Direction:
Give again only the lines from the line that holds "What's the underlying" to the end of the data, inclusive, omitting all pictures.

##### Data for processing #####

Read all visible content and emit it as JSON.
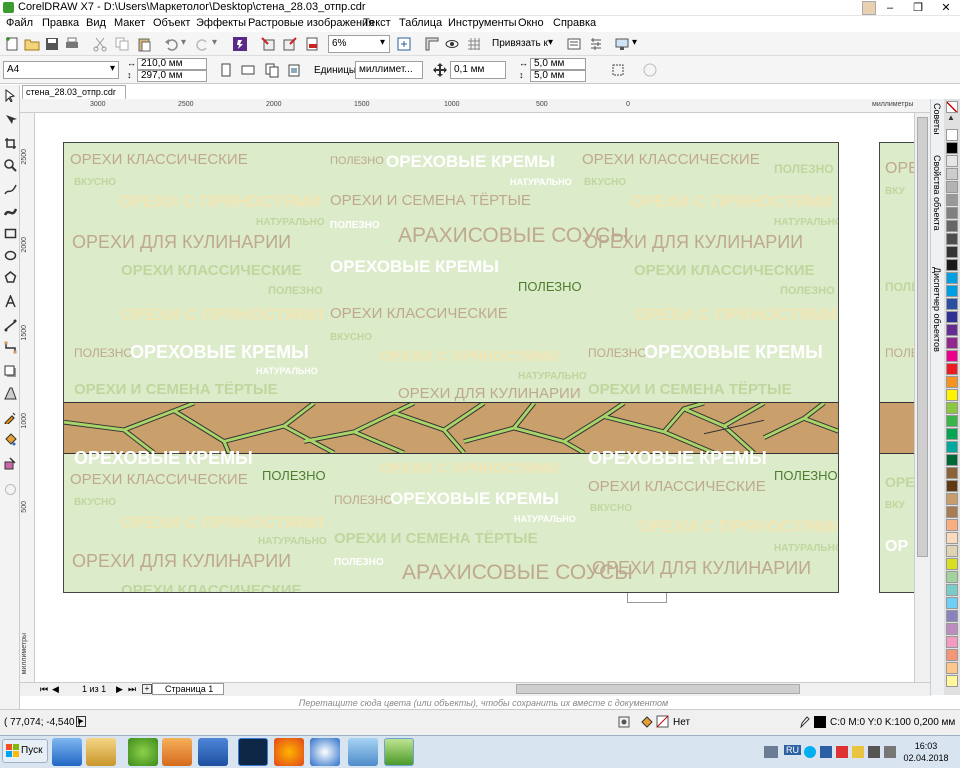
{
  "window": {
    "title": "CorelDRAW X7 - D:\\Users\\Маркетолог\\Desktop\\стена_28.03_отпр.cdr",
    "minimize": "–",
    "maximize": "❐",
    "close": "✕"
  },
  "menu": [
    "Файл",
    "Правка",
    "Вид",
    "Макет",
    "Объект",
    "Эффекты",
    "Растровые изображения",
    "Текст",
    "Таблица",
    "Инструменты",
    "Окно",
    "Справка"
  ],
  "toolbar": {
    "zoom": "6%",
    "snap_label": "Привязать к"
  },
  "property_bar": {
    "page_size": "A4",
    "width": "210,0 мм",
    "height": "297,0 мм",
    "units_label": "Единицы:",
    "units_value": "миллимет...",
    "nudge": "0,1 мм",
    "dup_x": "5,0 мм",
    "dup_y": "5,0 мм"
  },
  "document_tab": "стена_28.03_отпр.cdr",
  "ruler": {
    "h_ticks": [
      "3000",
      "2500",
      "2000",
      "1500",
      "1000",
      "500",
      "0"
    ],
    "h_unit": "миллиметры",
    "v_ticks": [
      "2500",
      "2000",
      "1500",
      "1000",
      "500"
    ],
    "v_unit": "миллиметры"
  },
  "design": {
    "texts": [
      "ОРЕХИ КЛАССИЧЕСКИЕ",
      "ПОЛЕЗНО",
      "ОРЕХОВЫЕ КРЕМЫ",
      "ОРЕХИ КЛАССИЧЕСКИЕ",
      "НАТУРАЛЬНО",
      "ВКУСНО",
      "ВКУСНО",
      "ПОЛЕЗНО",
      "ОРЕХИ С ПРЯНОСТЯМИ",
      "ОРЕХИ И СЕМЕНА ТЁРТЫЕ",
      "ОРЕХИ С ПРЯНОСТЯМИ",
      "НАТУРАЛЬНО",
      "ПОЛЕЗНО",
      "НАТУРАЛЬНО",
      "ОРЕХИ ДЛЯ КУЛИНАРИИ",
      "АРАХИСОВЫЕ СОУСЫ",
      "ОРЕХИ ДЛЯ КУЛИНАРИИ",
      "ОРЕХИ КЛАССИЧЕСКИЕ",
      "ОРЕХОВЫЕ КРЕМЫ",
      "ОРЕХИ КЛАССИЧЕСКИЕ",
      "ПОЛЕЗНО",
      "ПОЛЕЗНО",
      "ПОЛЕЗНО",
      "ОРЕХИ С ПРЯНОСТЯМИ",
      "ОРЕХИ КЛАССИЧЕСКИЕ",
      "ОРЕХИ С ПРЯНОСТЯМИ",
      "ВКУСНО",
      "ПОЛЕЗНО",
      "ОРЕХОВЫЕ КРЕМЫ",
      "ОРЕХИ С ПРЯНОСТЯМИ",
      "ПОЛЕЗНО",
      "ОРЕХОВЫЕ КРЕМЫ",
      "НАТУРАЛЬНО",
      "НАТУРАЛЬНО",
      "ОРЕХИ И СЕМЕНА ТЁРТЫЕ",
      "ОРЕХИ ДЛЯ КУЛИНАРИИ",
      "ОРЕХИ И СЕМЕНА ТЁРТЫЕ",
      "ОРЕХОВЫЕ КРЕМЫ",
      "ОРЕХИ С ПРЯНОСТЯМИ",
      "ОРЕХОВЫЕ КРЕМЫ",
      "ОРЕХИ КЛАССИЧЕСКИЕ",
      "ПОЛЕЗНО",
      "ОРЕХИ КЛАССИЧЕСКИЕ",
      "ПОЛЕЗНО",
      "ВКУСНО",
      "ПОЛЕЗНО",
      "ОРЕХОВЫЕ КРЕМЫ",
      "ВКУСНО",
      "НАТУРАЛЬНО",
      "ОРЕХИ С ПРЯНОСТЯМИ",
      "ОРЕХИ С ПРЯНОСТЯМИ",
      "НАТУРАЛЬНО",
      "ОРЕХИ И СЕМЕНА ТЁРТЫЕ",
      "НАТУРАЛЬНО",
      "ОРЕХИ ДЛЯ КУЛИНАРИИ",
      "ПОЛЕЗНО",
      "АРАХИСОВЫЕ СОУСЫ",
      "ОРЕХИ ДЛЯ КУЛИНАРИИ",
      "ОРЕХИ КЛАССИЧЕСКИЕ"
    ],
    "side_texts": [
      "ОРЕ",
      "ВКУ",
      "ПОЛЕ",
      "ПОЛЕ",
      "ОРЕ",
      "ВКУ",
      "ОР"
    ],
    "colors": {
      "background": "#dcebc9",
      "band": "#c9a06b",
      "band_lines": "#a8d46a"
    }
  },
  "page_nav": {
    "count": "1 из 1",
    "page_tab": "Страница 1"
  },
  "hint": "Перетащите сюда цвета (или объекты), чтобы сохранить их вместе с документом",
  "dockers": [
    "Советы",
    "Свойства объекта",
    "Диспетчер объектов"
  ],
  "palette": [
    "#ffffff",
    "#000000",
    "#e5e5e5",
    "#cccccc",
    "#b3b3b3",
    "#999999",
    "#808080",
    "#666666",
    "#4d4d4d",
    "#333333",
    "#1a1a1a",
    "#00a0e3",
    "#009fe3",
    "#2b4fa0",
    "#2e3192",
    "#662d91",
    "#92278f",
    "#ec008c",
    "#ed1c24",
    "#f7941d",
    "#fff200",
    "#8dc63f",
    "#39b54a",
    "#00a651",
    "#00a99d",
    "#006837",
    "#8c6239",
    "#603913",
    "#c69c6d",
    "#a67c52",
    "#f9ad81",
    "#fbd9bd",
    "#e1d4b2",
    "#d7df23",
    "#a3d39c",
    "#7accc8",
    "#6dcff6",
    "#8781bd",
    "#bd8cbf",
    "#f49ac1",
    "#f69679",
    "#fdc68a",
    "#fff799",
    "#c4df9b",
    "#82ca9d",
    "#6ecff6"
  ],
  "status": {
    "coords": "( 77,074; -4,540 )",
    "fill": "Нет",
    "outline": "C:0 M:0 Y:0 K:100  0,200 мм"
  },
  "taskbar": {
    "start": "Пуск",
    "lang": "RU",
    "time": "16:03",
    "date": "02.04.2018"
  }
}
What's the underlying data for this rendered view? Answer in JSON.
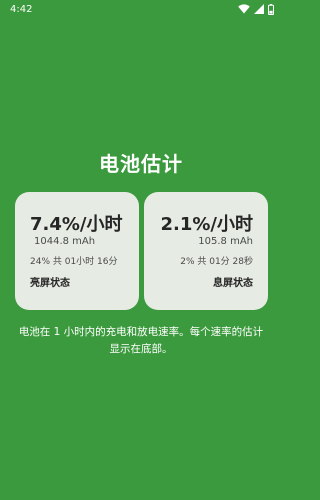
{
  "status_bar": {
    "time": "4:42",
    "icons": [
      "wifi-icon",
      "signal-icon",
      "battery-icon"
    ]
  },
  "page": {
    "title": "电池估计"
  },
  "cards": {
    "screen_on": {
      "rate": "7.4%/小时",
      "mah": "1044.8 mAh",
      "summary": "24% 共 01小时 16分",
      "state": "亮屏状态"
    },
    "screen_off": {
      "rate": "2.1%/小时",
      "mah": "105.8 mAh",
      "summary": "2% 共 01分 28秒",
      "state": "息屏状态"
    }
  },
  "description": {
    "line1": "电池在 1 小时内的充电和放电速率。每个速率的估计",
    "line2": "显示在底部。"
  },
  "colors": {
    "background": "#3c9a3e",
    "card": "#e6ebe4"
  }
}
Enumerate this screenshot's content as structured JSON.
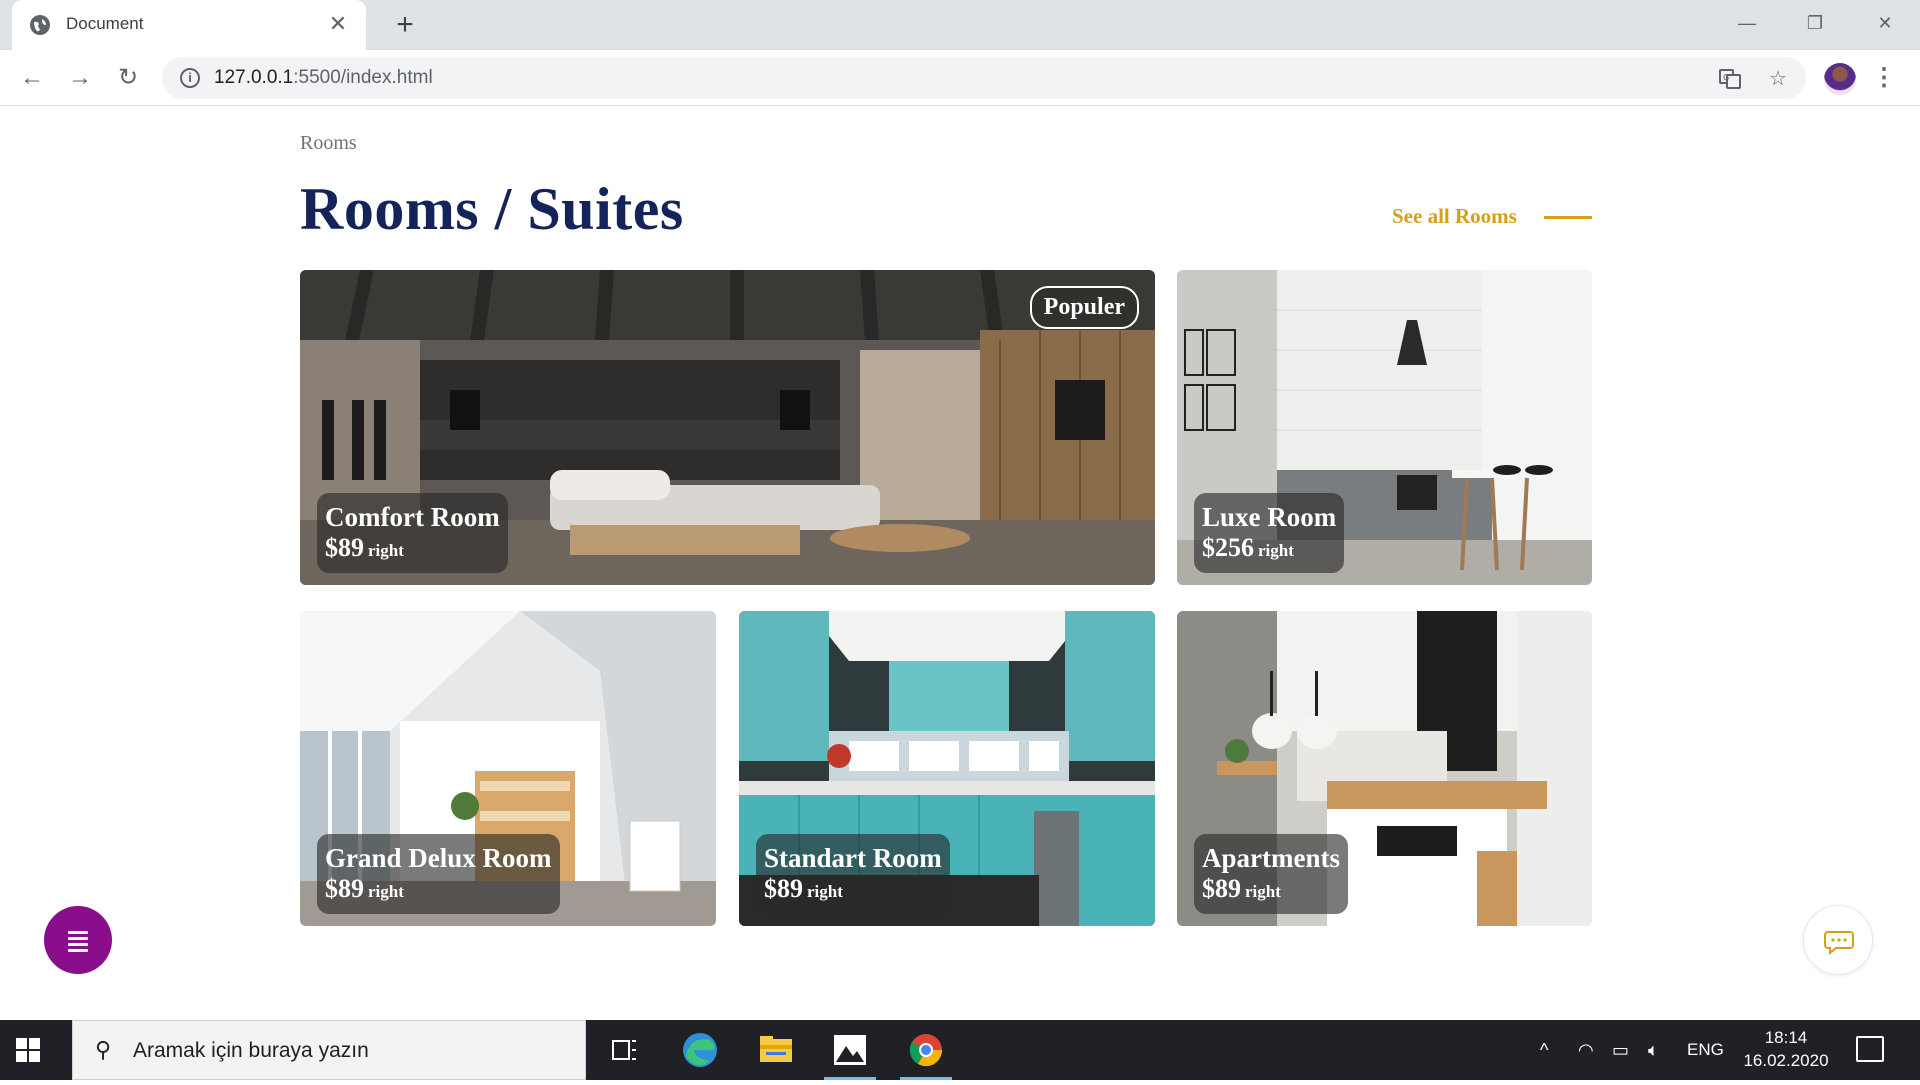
{
  "browser": {
    "tab_title": "Document",
    "url_host": "127.0.0.1",
    "url_rest": ":5500/index.html"
  },
  "page": {
    "breadcrumb": "Rooms",
    "title": "Rooms / Suites",
    "see_all": "See all Rooms"
  },
  "rooms": [
    {
      "name": "Comfort Room",
      "price": "$89",
      "unit": "right",
      "badge": "Populer"
    },
    {
      "name": "Luxe Room",
      "price": "$256",
      "unit": "right"
    },
    {
      "name": "Grand Delux Room",
      "price": "$89",
      "unit": "right"
    },
    {
      "name": "Standart Room",
      "price": "$89",
      "unit": "right"
    },
    {
      "name": "Apartments",
      "price": "$89",
      "unit": "right"
    }
  ],
  "taskbar": {
    "search_placeholder": "Aramak için buraya yazın",
    "language": "ENG",
    "time": "18:14",
    "date": "16.02.2020"
  },
  "colors": {
    "title": "#14245a",
    "accent": "#d4a017",
    "fab": "#8a0e8c"
  }
}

#####

Response to the task:
What's the underlying data for this rendered view? Answer in JSON.
{
  "status_bar": {
    "time": "4:42",
    "icons": [
      "wifi-icon",
      "signal-icon",
      "battery-icon"
    ]
  },
  "page": {
    "title": "电池估计"
  },
  "cards": {
    "screen_on": {
      "rate": "7.4%/小时",
      "mah": "1044.8 mAh",
      "summary": "24% 共 01小时 16分",
      "state": "亮屏状态"
    },
    "screen_off": {
      "rate": "2.1%/小时",
      "mah": "105.8 mAh",
      "summary": "2% 共 01分 28秒",
      "state": "息屏状态"
    }
  },
  "description": {
    "line1": "电池在 1 小时内的充电和放电速率。每个速率的估计",
    "line2": "显示在底部。"
  },
  "colors": {
    "background": "#3c9a3e",
    "card": "#e6ebe4"
  }
}
Enumerate this screenshot's content as structured JSON.
{
  "browser": {
    "tab_title": "Document",
    "url_host": "127.0.0.1",
    "url_rest": ":5500/index.html"
  },
  "page": {
    "breadcrumb": "Rooms",
    "title": "Rooms / Suites",
    "see_all": "See all Rooms"
  },
  "rooms": [
    {
      "name": "Comfort Room",
      "price": "$89",
      "unit": "right",
      "badge": "Populer"
    },
    {
      "name": "Luxe Room",
      "price": "$256",
      "unit": "right"
    },
    {
      "name": "Grand Delux Room",
      "price": "$89",
      "unit": "right"
    },
    {
      "name": "Standart Room",
      "price": "$89",
      "unit": "right"
    },
    {
      "name": "Apartments",
      "price": "$89",
      "unit": "right"
    }
  ],
  "taskbar": {
    "search_placeholder": "Aramak için buraya yazın",
    "language": "ENG",
    "time": "18:14",
    "date": "16.02.2020"
  },
  "colors": {
    "title": "#14245a",
    "accent": "#d4a017",
    "fab": "#8a0e8c"
  }
}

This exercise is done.